What to produce. Collect every line in the records below that contains the word "override".

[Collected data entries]
-----
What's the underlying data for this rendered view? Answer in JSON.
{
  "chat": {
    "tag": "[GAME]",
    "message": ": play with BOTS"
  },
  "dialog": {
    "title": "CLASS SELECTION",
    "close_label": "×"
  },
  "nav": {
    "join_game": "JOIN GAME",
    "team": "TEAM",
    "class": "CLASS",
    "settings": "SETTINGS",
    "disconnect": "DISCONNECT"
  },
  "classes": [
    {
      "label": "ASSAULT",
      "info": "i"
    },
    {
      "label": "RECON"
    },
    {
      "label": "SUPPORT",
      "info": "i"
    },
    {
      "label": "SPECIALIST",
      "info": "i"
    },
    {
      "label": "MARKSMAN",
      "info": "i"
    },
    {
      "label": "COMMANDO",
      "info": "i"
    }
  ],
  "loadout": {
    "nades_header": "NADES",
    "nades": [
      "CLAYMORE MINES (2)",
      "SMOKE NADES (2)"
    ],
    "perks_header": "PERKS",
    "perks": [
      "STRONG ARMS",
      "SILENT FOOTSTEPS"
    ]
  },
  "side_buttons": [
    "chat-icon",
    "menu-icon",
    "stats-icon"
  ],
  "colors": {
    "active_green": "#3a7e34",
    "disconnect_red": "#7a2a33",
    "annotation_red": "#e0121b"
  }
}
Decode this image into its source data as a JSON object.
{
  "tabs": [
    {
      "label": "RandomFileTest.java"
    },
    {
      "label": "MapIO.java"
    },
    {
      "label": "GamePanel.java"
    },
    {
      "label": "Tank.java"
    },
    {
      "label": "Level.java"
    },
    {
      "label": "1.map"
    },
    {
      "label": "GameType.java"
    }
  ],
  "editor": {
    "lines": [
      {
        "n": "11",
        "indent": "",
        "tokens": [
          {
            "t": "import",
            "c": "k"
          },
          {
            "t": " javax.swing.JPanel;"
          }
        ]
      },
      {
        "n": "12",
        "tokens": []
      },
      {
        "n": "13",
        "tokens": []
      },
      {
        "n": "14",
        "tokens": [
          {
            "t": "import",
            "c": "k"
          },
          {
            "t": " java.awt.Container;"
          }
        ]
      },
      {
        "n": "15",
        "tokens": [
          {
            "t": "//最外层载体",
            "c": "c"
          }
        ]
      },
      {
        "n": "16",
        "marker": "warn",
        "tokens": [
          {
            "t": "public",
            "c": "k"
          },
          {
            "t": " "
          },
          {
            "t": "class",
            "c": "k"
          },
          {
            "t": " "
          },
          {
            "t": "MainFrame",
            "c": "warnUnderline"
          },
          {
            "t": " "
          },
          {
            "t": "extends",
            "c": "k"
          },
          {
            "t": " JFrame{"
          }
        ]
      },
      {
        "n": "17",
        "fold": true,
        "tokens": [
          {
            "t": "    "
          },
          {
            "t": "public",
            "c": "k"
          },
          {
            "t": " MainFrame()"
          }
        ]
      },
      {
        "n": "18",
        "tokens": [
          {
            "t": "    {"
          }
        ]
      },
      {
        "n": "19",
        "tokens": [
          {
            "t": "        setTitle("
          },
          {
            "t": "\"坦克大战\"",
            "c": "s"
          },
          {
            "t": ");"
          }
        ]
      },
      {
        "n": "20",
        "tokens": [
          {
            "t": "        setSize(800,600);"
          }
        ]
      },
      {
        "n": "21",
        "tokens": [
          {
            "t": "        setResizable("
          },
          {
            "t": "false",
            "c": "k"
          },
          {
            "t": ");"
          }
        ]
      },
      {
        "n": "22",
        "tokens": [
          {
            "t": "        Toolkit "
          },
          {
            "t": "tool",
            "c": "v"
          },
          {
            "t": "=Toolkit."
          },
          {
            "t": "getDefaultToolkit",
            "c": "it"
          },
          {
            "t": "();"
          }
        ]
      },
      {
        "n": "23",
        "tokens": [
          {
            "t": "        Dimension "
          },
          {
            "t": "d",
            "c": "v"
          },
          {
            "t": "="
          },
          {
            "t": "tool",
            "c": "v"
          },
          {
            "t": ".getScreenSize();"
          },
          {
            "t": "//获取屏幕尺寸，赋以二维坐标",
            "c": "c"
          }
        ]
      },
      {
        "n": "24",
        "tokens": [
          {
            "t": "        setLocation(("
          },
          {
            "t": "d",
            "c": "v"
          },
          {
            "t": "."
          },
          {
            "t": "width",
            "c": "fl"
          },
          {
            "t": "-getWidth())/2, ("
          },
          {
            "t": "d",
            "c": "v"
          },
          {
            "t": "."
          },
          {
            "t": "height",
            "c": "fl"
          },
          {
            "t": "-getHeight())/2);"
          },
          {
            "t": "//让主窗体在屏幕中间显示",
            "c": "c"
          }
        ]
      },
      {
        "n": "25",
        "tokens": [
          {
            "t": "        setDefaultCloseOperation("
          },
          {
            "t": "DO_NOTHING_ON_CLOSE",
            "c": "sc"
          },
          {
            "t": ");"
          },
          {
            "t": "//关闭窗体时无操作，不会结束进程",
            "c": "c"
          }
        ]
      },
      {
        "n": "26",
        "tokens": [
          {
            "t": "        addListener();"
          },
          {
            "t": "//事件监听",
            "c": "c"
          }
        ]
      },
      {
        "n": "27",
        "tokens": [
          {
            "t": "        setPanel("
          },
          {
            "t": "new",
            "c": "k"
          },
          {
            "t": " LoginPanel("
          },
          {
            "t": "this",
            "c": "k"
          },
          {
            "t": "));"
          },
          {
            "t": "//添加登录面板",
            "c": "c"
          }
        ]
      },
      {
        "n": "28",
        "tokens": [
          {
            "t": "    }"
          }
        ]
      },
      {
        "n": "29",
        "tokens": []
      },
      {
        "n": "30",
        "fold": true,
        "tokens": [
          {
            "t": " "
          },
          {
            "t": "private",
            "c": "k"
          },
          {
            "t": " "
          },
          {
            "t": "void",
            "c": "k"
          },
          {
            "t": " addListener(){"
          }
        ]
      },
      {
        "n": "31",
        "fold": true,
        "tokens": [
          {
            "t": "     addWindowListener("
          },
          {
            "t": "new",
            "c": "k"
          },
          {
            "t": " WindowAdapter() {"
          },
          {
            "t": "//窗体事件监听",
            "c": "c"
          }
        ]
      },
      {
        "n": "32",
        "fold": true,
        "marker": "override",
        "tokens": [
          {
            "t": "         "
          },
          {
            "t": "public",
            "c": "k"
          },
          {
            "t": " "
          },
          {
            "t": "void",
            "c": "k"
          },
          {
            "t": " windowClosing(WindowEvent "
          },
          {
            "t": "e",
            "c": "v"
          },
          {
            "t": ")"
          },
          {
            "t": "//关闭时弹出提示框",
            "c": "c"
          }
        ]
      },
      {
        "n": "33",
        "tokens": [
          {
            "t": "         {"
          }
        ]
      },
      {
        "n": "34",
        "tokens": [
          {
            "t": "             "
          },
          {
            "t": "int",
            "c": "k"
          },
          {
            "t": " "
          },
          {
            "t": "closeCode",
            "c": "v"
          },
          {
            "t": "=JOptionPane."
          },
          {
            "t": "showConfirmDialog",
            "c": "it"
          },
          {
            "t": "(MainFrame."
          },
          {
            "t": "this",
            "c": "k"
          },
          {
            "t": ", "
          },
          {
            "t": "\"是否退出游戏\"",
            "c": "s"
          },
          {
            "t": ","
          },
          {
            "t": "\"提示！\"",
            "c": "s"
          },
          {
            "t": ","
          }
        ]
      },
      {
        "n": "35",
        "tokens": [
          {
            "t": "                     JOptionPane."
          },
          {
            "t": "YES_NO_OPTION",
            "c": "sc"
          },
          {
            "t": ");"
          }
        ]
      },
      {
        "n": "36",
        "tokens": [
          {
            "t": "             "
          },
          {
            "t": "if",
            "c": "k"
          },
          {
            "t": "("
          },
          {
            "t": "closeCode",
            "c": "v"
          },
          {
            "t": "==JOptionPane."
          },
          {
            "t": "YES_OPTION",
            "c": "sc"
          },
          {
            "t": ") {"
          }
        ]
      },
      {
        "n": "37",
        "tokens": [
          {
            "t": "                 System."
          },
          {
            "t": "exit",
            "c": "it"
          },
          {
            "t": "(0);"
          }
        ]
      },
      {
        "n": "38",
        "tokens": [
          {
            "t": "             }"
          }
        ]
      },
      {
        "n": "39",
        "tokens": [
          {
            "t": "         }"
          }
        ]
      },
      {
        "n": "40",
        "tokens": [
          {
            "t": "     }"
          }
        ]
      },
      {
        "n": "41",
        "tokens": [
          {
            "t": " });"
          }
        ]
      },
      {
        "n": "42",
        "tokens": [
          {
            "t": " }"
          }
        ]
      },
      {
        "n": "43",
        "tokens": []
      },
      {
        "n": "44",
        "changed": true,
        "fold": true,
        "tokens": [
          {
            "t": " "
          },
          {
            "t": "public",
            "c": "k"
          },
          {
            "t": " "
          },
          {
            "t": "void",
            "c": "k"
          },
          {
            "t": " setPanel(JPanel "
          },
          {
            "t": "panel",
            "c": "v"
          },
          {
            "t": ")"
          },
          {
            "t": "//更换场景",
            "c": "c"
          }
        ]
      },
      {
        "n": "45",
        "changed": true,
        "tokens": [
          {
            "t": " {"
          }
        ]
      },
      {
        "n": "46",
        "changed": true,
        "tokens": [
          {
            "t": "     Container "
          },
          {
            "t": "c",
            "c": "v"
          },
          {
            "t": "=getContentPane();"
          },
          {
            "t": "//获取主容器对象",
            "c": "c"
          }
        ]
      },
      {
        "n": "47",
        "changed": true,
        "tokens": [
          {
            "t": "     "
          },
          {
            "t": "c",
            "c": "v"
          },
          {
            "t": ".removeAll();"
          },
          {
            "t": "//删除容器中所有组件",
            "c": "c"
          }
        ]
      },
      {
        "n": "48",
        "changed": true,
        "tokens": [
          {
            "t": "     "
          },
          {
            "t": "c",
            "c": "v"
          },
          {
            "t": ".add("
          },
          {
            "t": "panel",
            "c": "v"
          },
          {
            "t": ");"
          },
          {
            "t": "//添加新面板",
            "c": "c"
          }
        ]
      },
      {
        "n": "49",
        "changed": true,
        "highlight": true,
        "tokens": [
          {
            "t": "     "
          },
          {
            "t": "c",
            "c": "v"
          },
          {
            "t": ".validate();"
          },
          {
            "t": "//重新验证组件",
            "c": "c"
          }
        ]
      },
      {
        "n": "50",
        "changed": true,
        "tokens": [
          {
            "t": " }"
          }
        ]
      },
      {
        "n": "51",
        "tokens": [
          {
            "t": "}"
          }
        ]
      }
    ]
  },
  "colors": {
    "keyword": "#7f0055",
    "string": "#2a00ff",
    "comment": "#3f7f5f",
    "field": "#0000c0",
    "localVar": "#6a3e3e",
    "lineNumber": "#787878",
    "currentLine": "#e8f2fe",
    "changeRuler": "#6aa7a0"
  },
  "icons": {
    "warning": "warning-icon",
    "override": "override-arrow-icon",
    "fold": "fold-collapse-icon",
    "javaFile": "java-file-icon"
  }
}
-----
Correct output.
        "marker": "override",
    "override": "override-arrow-icon",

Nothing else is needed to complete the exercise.